**Stated exercise**. Retype each line of the material exactly, please, skipping any picture in it.
-- Start --
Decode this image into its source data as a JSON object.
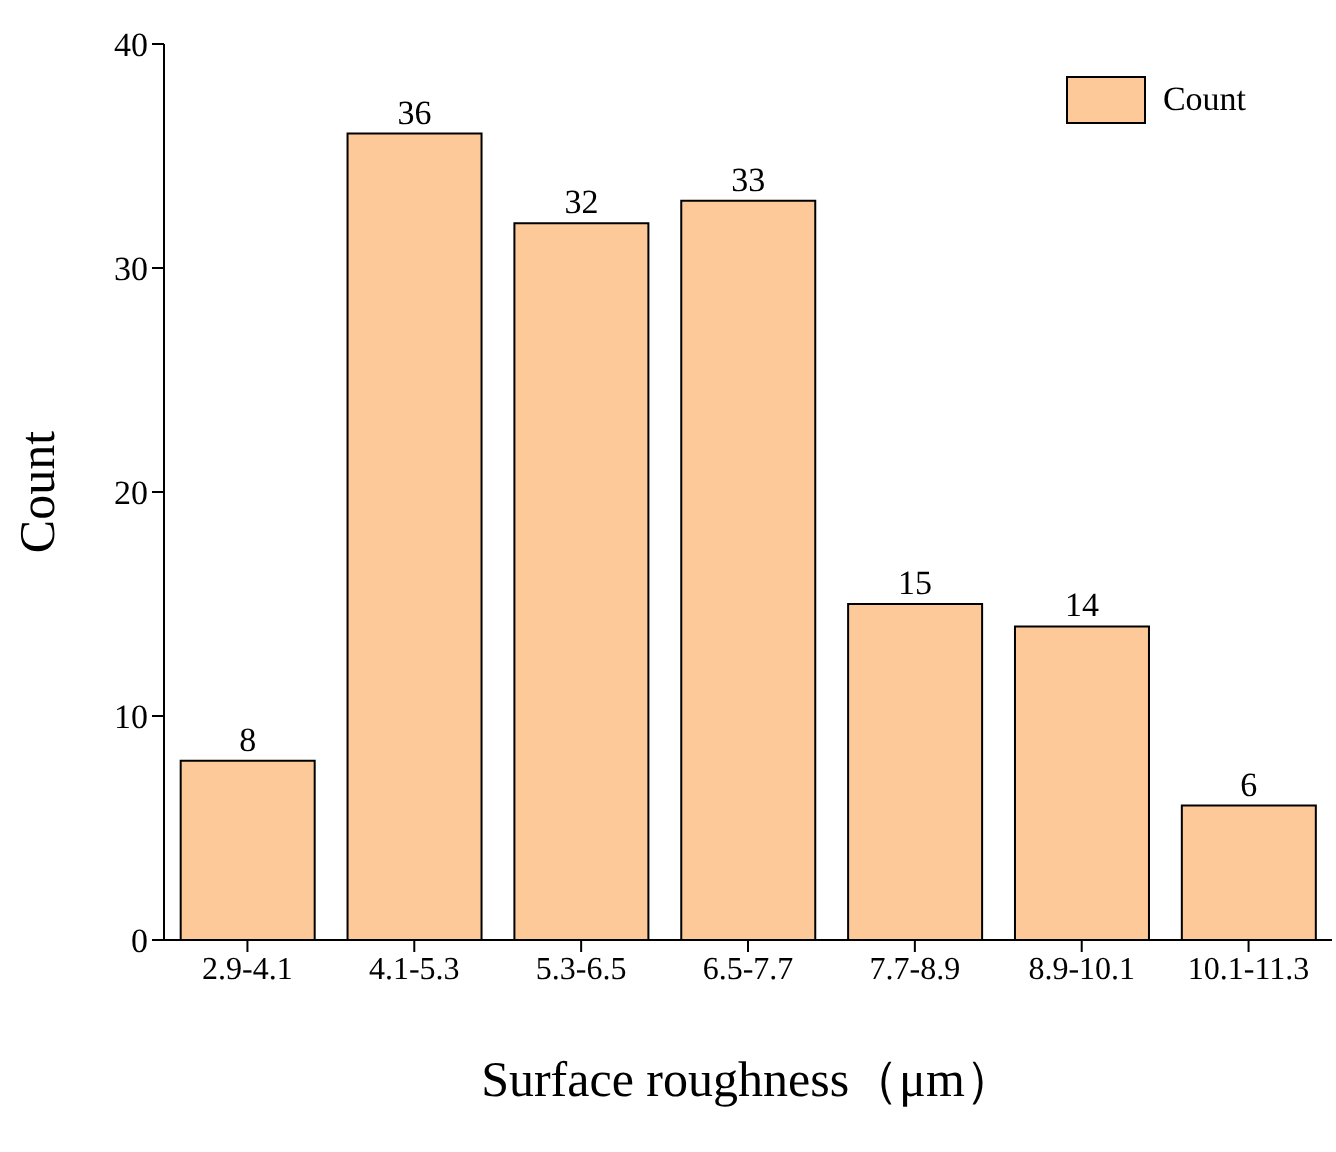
{
  "chart_data": {
    "type": "bar",
    "xlabel": "Surface roughness（μm）",
    "ylabel": "Count",
    "categories": [
      "2.9-4.1",
      "4.1-5.3",
      "5.3-6.5",
      "6.5-7.7",
      "7.7-8.9",
      "8.9-10.1",
      "10.1-11.3"
    ],
    "series": [
      {
        "name": "Count",
        "color": "#fdc998",
        "values": [
          8,
          36,
          32,
          33,
          15,
          14,
          6
        ]
      }
    ],
    "ylim": [
      0,
      40
    ],
    "yticks": [
      0,
      10,
      20,
      30,
      40
    ],
    "grid": false,
    "legend": "top right",
    "data_labels": true
  }
}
-- End --
**Solution for this exercise**.
Decode this image into its source data as a JSON object.
{
  "chart_data": {
    "type": "bar",
    "xlabel": "Surface roughness（μm）",
    "ylabel": "Count",
    "categories": [
      "2.9-4.1",
      "4.1-5.3",
      "5.3-6.5",
      "6.5-7.7",
      "7.7-8.9",
      "8.9-10.1",
      "10.1-11.3"
    ],
    "series": [
      {
        "name": "Count",
        "color": "#fdc998",
        "values": [
          8,
          36,
          32,
          33,
          15,
          14,
          6
        ]
      }
    ],
    "ylim": [
      0,
      40
    ],
    "yticks": [
      0,
      10,
      20,
      30,
      40
    ],
    "grid": false,
    "legend": "top right",
    "data_labels": true
  }
}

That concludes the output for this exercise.